RECORDS TO PROCESS.
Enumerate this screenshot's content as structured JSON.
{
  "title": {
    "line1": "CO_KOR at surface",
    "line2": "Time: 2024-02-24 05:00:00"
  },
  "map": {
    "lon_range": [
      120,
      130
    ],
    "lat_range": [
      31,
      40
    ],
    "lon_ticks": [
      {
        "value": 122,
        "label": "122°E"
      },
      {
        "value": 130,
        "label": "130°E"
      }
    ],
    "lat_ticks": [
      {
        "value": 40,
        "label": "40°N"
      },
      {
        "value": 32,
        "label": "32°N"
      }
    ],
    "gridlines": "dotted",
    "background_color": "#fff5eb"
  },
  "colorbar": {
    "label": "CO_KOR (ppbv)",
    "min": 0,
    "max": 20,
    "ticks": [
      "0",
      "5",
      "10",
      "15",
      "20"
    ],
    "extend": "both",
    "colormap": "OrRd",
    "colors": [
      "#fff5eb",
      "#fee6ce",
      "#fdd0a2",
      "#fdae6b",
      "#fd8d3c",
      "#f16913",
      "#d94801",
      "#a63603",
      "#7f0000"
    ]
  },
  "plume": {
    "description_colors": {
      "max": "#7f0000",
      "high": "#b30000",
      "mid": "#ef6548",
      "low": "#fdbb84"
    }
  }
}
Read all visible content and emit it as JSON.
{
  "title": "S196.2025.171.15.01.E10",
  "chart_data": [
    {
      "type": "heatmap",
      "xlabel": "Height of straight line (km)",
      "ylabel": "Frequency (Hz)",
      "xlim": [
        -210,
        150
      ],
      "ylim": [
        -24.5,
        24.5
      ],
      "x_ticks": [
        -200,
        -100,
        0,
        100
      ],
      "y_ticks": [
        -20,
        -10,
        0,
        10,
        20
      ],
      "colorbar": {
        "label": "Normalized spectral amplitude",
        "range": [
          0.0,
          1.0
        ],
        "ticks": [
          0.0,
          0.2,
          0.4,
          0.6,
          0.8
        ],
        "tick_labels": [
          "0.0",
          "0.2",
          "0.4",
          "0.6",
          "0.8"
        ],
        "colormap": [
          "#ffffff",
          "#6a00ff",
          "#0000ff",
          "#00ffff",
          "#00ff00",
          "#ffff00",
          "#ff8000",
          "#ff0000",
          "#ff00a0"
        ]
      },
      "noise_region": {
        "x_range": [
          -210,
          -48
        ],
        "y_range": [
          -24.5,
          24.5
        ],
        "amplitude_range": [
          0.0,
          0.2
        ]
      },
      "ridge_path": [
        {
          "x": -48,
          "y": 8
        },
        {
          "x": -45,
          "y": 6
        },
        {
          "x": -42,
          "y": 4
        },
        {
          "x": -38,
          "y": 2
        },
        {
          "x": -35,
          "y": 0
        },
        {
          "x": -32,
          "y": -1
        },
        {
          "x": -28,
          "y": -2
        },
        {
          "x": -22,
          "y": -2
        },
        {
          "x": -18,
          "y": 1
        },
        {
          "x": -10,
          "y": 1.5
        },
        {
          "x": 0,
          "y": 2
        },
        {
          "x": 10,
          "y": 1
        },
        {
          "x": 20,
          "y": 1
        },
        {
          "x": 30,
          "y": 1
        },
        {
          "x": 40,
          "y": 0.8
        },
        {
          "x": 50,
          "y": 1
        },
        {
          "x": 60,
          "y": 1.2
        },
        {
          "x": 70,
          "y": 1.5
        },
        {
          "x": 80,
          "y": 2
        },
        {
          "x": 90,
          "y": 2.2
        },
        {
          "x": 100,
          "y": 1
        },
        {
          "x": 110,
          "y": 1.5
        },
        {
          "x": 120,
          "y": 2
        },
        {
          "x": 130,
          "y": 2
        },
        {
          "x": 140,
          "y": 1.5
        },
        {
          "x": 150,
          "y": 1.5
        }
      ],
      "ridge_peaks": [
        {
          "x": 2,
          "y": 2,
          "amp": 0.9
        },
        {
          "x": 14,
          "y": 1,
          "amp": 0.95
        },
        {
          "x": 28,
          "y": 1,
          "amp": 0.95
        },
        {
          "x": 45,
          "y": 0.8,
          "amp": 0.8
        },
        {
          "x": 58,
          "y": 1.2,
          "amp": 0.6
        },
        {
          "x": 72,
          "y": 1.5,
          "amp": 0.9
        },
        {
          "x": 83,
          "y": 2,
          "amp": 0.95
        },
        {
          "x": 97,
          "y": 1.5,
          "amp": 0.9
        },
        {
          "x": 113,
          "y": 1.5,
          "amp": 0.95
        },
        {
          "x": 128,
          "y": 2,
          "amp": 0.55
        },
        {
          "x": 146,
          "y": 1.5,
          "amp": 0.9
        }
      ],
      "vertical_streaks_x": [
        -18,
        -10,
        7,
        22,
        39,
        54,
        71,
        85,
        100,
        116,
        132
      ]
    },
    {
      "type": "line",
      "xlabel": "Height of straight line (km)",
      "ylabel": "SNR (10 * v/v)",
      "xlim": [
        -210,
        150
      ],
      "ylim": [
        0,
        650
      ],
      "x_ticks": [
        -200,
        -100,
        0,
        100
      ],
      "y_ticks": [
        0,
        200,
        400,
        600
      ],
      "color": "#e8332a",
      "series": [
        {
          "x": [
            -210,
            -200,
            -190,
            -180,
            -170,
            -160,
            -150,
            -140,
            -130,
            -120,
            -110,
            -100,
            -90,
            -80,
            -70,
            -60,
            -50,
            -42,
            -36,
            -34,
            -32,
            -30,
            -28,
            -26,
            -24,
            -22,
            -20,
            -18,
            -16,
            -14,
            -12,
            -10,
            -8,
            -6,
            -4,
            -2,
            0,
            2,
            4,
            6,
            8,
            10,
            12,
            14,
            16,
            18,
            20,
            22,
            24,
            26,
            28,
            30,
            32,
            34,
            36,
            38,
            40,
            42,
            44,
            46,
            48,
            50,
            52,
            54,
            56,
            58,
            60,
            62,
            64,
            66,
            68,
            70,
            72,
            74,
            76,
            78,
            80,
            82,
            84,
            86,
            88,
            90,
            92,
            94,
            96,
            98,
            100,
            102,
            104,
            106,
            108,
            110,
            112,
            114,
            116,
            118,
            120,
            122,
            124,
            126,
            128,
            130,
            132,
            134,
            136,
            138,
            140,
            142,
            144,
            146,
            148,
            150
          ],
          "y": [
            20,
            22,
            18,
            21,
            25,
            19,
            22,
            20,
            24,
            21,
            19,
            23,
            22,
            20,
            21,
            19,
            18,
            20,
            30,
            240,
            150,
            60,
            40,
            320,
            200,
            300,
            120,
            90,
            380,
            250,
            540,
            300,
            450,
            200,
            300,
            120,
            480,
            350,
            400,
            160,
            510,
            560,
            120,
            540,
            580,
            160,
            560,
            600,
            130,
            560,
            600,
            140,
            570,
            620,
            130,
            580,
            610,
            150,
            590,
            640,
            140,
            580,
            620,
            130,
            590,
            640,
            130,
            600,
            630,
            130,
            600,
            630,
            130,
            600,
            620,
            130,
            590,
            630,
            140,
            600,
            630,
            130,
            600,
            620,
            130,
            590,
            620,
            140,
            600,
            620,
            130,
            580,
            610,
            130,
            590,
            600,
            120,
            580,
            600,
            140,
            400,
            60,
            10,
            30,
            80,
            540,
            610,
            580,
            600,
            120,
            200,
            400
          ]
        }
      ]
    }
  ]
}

DO THIS. Transcribe every line of the data, exactly as it stands.

THE RESPONSE.
Enumerate this screenshot's content as structured JSON.
{
  "title": {
    "line1": "CO_KOR at surface",
    "line2": "Time: 2024-02-24 05:00:00"
  },
  "map": {
    "lon_range": [
      120,
      130
    ],
    "lat_range": [
      31,
      40
    ],
    "lon_ticks": [
      {
        "value": 122,
        "label": "122°E"
      },
      {
        "value": 130,
        "label": "130°E"
      }
    ],
    "lat_ticks": [
      {
        "value": 40,
        "label": "40°N"
      },
      {
        "value": 32,
        "label": "32°N"
      }
    ],
    "gridlines": "dotted",
    "background_color": "#fff5eb"
  },
  "colorbar": {
    "label": "CO_KOR (ppbv)",
    "min": 0,
    "max": 20,
    "ticks": [
      "0",
      "5",
      "10",
      "15",
      "20"
    ],
    "extend": "both",
    "colormap": "OrRd",
    "colors": [
      "#fff5eb",
      "#fee6ce",
      "#fdd0a2",
      "#fdae6b",
      "#fd8d3c",
      "#f16913",
      "#d94801",
      "#a63603",
      "#7f0000"
    ]
  },
  "plume": {
    "description_colors": {
      "max": "#7f0000",
      "high": "#b30000",
      "mid": "#ef6548",
      "low": "#fdbb84"
    }
  }
}
Read all visible content and emit it as JSON.
{
  "title": "S196.2025.171.15.01.E10",
  "chart_data": [
    {
      "type": "heatmap",
      "xlabel": "Height of straight line (km)",
      "ylabel": "Frequency (Hz)",
      "xlim": [
        -210,
        150
      ],
      "ylim": [
        -24.5,
        24.5
      ],
      "x_ticks": [
        -200,
        -100,
        0,
        100
      ],
      "y_ticks": [
        -20,
        -10,
        0,
        10,
        20
      ],
      "colorbar": {
        "label": "Normalized spectral amplitude",
        "range": [
          0.0,
          1.0
        ],
        "ticks": [
          0.0,
          0.2,
          0.4,
          0.6,
          0.8
        ],
        "tick_labels": [
          "0.0",
          "0.2",
          "0.4",
          "0.6",
          "0.8"
        ],
        "colormap": [
          "#ffffff",
          "#6a00ff",
          "#0000ff",
          "#00ffff",
          "#00ff00",
          "#ffff00",
          "#ff8000",
          "#ff0000",
          "#ff00a0"
        ]
      },
      "noise_region": {
        "x_range": [
          -210,
          -48
        ],
        "y_range": [
          -24.5,
          24.5
        ],
        "amplitude_range": [
          0.0,
          0.2
        ]
      },
      "ridge_path": [
        {
          "x": -48,
          "y": 8
        },
        {
          "x": -45,
          "y": 6
        },
        {
          "x": -42,
          "y": 4
        },
        {
          "x": -38,
          "y": 2
        },
        {
          "x": -35,
          "y": 0
        },
        {
          "x": -32,
          "y": -1
        },
        {
          "x": -28,
          "y": -2
        },
        {
          "x": -22,
          "y": -2
        },
        {
          "x": -18,
          "y": 1
        },
        {
          "x": -10,
          "y": 1.5
        },
        {
          "x": 0,
          "y": 2
        },
        {
          "x": 10,
          "y": 1
        },
        {
          "x": 20,
          "y": 1
        },
        {
          "x": 30,
          "y": 1
        },
        {
          "x": 40,
          "y": 0.8
        },
        {
          "x": 50,
          "y": 1
        },
        {
          "x": 60,
          "y": 1.2
        },
        {
          "x": 70,
          "y": 1.5
        },
        {
          "x": 80,
          "y": 2
        },
        {
          "x": 90,
          "y": 2.2
        },
        {
          "x": 100,
          "y": 1
        },
        {
          "x": 110,
          "y": 1.5
        },
        {
          "x": 120,
          "y": 2
        },
        {
          "x": 130,
          "y": 2
        },
        {
          "x": 140,
          "y": 1.5
        },
        {
          "x": 150,
          "y": 1.5
        }
      ],
      "ridge_peaks": [
        {
          "x": 2,
          "y": 2,
          "amp": 0.9
        },
        {
          "x": 14,
          "y": 1,
          "amp": 0.95
        },
        {
          "x": 28,
          "y": 1,
          "amp": 0.95
        },
        {
          "x": 45,
          "y": 0.8,
          "amp": 0.8
        },
        {
          "x": 58,
          "y": 1.2,
          "amp": 0.6
        },
        {
          "x": 72,
          "y": 1.5,
          "amp": 0.9
        },
        {
          "x": 83,
          "y": 2,
          "amp": 0.95
        },
        {
          "x": 97,
          "y": 1.5,
          "amp": 0.9
        },
        {
          "x": 113,
          "y": 1.5,
          "amp": 0.95
        },
        {
          "x": 128,
          "y": 2,
          "amp": 0.55
        },
        {
          "x": 146,
          "y": 1.5,
          "amp": 0.9
        }
      ],
      "vertical_streaks_x": [
        -18,
        -10,
        7,
        22,
        39,
        54,
        71,
        85,
        100,
        116,
        132
      ]
    },
    {
      "type": "line",
      "xlabel": "Height of straight line (km)",
      "ylabel": "SNR (10 * v/v)",
      "xlim": [
        -210,
        150
      ],
      "ylim": [
        0,
        650
      ],
      "x_ticks": [
        -200,
        -100,
        0,
        100
      ],
      "y_ticks": [
        0,
        200,
        400,
        600
      ],
      "color": "#e8332a",
      "series": [
        {
          "x": [
            -210,
            -200,
            -190,
            -180,
            -170,
            -160,
            -150,
            -140,
            -130,
            -120,
            -110,
            -100,
            -90,
            -80,
            -70,
            -60,
            -50,
            -42,
            -36,
            -34,
            -32,
            -30,
            -28,
            -26,
            -24,
            -22,
            -20,
            -18,
            -16,
            -14,
            -12,
            -10,
            -8,
            -6,
            -4,
            -2,
            0,
            2,
            4,
            6,
            8,
            10,
            12,
            14,
            16,
            18,
            20,
            22,
            24,
            26,
            28,
            30,
            32,
            34,
            36,
            38,
            40,
            42,
            44,
            46,
            48,
            50,
            52,
            54,
            56,
            58,
            60,
            62,
            64,
            66,
            68,
            70,
            72,
            74,
            76,
            78,
            80,
            82,
            84,
            86,
            88,
            90,
            92,
            94,
            96,
            98,
            100,
            102,
            104,
            106,
            108,
            110,
            112,
            114,
            116,
            118,
            120,
            122,
            124,
            126,
            128,
            130,
            132,
            134,
            136,
            138,
            140,
            142,
            144,
            146,
            148,
            150
          ],
          "y": [
            20,
            22,
            18,
            21,
            25,
            19,
            22,
            20,
            24,
            21,
            19,
            23,
            22,
            20,
            21,
            19,
            18,
            20,
            30,
            240,
            150,
            60,
            40,
            320,
            200,
            300,
            120,
            90,
            380,
            250,
            540,
            300,
            450,
            200,
            300,
            120,
            480,
            350,
            400,
            160,
            510,
            560,
            120,
            540,
            580,
            160,
            560,
            600,
            130,
            560,
            600,
            140,
            570,
            620,
            130,
            580,
            610,
            150,
            590,
            640,
            140,
            580,
            620,
            130,
            590,
            640,
            130,
            600,
            630,
            130,
            600,
            630,
            130,
            600,
            620,
            130,
            590,
            630,
            140,
            600,
            630,
            130,
            600,
            620,
            130,
            590,
            620,
            140,
            600,
            620,
            130,
            580,
            610,
            130,
            590,
            600,
            120,
            580,
            600,
            140,
            400,
            60,
            10,
            30,
            80,
            540,
            610,
            580,
            600,
            120,
            200,
            400
          ]
        }
      ]
    }
  ]
}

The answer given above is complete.